▶ Task brief
Repeat the entire listing exactly as written.

— Start Stored data —

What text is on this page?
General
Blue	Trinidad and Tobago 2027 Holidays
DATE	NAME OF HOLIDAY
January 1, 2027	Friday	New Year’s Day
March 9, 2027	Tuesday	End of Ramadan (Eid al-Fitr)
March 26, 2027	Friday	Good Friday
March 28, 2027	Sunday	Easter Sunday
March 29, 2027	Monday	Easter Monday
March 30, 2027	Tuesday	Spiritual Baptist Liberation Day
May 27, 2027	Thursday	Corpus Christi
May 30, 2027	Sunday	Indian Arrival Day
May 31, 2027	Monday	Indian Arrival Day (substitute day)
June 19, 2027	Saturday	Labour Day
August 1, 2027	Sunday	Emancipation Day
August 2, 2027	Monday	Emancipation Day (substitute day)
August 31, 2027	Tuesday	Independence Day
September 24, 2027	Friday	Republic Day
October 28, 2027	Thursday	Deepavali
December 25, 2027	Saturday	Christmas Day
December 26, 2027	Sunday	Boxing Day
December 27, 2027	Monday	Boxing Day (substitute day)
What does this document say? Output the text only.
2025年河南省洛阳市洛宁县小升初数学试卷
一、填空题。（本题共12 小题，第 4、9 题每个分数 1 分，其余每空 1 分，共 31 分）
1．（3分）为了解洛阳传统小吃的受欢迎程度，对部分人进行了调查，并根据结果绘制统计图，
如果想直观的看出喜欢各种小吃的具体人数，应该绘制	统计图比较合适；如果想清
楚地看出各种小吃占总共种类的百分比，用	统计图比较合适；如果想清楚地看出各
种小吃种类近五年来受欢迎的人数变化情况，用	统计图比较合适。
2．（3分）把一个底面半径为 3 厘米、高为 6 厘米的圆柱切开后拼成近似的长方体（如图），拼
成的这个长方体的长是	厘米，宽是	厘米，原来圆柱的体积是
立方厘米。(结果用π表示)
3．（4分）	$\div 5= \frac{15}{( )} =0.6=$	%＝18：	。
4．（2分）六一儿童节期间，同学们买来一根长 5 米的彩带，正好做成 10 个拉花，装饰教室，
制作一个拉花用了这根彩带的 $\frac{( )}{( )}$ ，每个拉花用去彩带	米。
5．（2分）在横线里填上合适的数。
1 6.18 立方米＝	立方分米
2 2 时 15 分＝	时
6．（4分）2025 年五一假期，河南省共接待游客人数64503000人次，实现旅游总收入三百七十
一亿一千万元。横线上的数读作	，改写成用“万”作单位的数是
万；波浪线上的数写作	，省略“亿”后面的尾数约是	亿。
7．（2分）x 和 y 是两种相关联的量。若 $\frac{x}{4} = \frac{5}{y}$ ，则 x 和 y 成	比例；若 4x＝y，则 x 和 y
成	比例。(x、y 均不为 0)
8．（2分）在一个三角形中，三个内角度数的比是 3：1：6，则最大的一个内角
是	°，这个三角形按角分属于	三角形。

— End Stored data —

▶ Correct response
What text is on this page?
General
Blue	Trinidad and Tobago 2027 Holidays
DATE	NAME OF HOLIDAY
January 1, 2027	Friday	New Year’s Day
March 9, 2027	Tuesday	End of Ramadan (Eid al-Fitr)
March 26, 2027	Friday	Good Friday
March 28, 2027	Sunday	Easter Sunday
March 29, 2027	Monday	Easter Monday
March 30, 2027	Tuesday	Spiritual Baptist Liberation Day
May 27, 2027	Thursday	Corpus Christi
May 30, 2027	Sunday	Indian Arrival Day
May 31, 2027	Monday	Indian Arrival Day (substitute day)
June 19, 2027	Saturday	Labour Day
August 1, 2027	Sunday	Emancipation Day
August 2, 2027	Monday	Emancipation Day (substitute day)
August 31, 2027	Tuesday	Independence Day
September 24, 2027	Friday	Republic Day
October 28, 2027	Thursday	Deepavali
December 25, 2027	Saturday	Christmas Day
December 26, 2027	Sunday	Boxing Day
December 27, 2027	Monday	Boxing Day (substitute day)
What does this document say? Output the text only.
2025年河南省洛阳市洛宁县小升初数学试卷
一、填空题。（本题共12 小题，第 4、9 题每个分数 1 分，其余每空 1 分，共 31 分）
1．（3分）为了解洛阳传统小吃的受欢迎程度，对部分人进行了调查，并根据结果绘制统计图，
如果想直观的看出喜欢各种小吃的具体人数，应该绘制	统计图比较合适；如果想清
楚地看出各种小吃占总共种类的百分比，用	统计图比较合适；如果想清楚地看出各
种小吃种类近五年来受欢迎的人数变化情况，用	统计图比较合适。
2．（3分）把一个底面半径为 3 厘米、高为 6 厘米的圆柱切开后拼成近似的长方体（如图），拼
成的这个长方体的长是	厘米，宽是	厘米，原来圆柱的体积是
立方厘米。(结果用π表示)
3．（4分）	$\div 5= \frac{15}{( )} =0.6=$	%＝18：	。
4．（2分）六一儿童节期间，同学们买来一根长 5 米的彩带，正好做成 10 个拉花，装饰教室，
制作一个拉花用了这根彩带的 $\frac{( )}{( )}$ ，每个拉花用去彩带	米。
5．（2分）在横线里填上合适的数。
1 6.18 立方米＝	立方分米
2 2 时 15 分＝	时
6．（4分）2025 年五一假期，河南省共接待游客人数64503000人次，实现旅游总收入三百七十
一亿一千万元。横线上的数读作	，改写成用“万”作单位的数是
万；波浪线上的数写作	，省略“亿”后面的尾数约是	亿。
7．（2分）x 和 y 是两种相关联的量。若 $\frac{x}{4} = \frac{5}{y}$ ，则 x 和 y 成	比例；若 4x＝y，则 x 和 y
成	比例。(x、y 均不为 0)
8．（2分）在一个三角形中，三个内角度数的比是 3：1：6，则最大的一个内角
是	°，这个三角形按角分属于	三角形。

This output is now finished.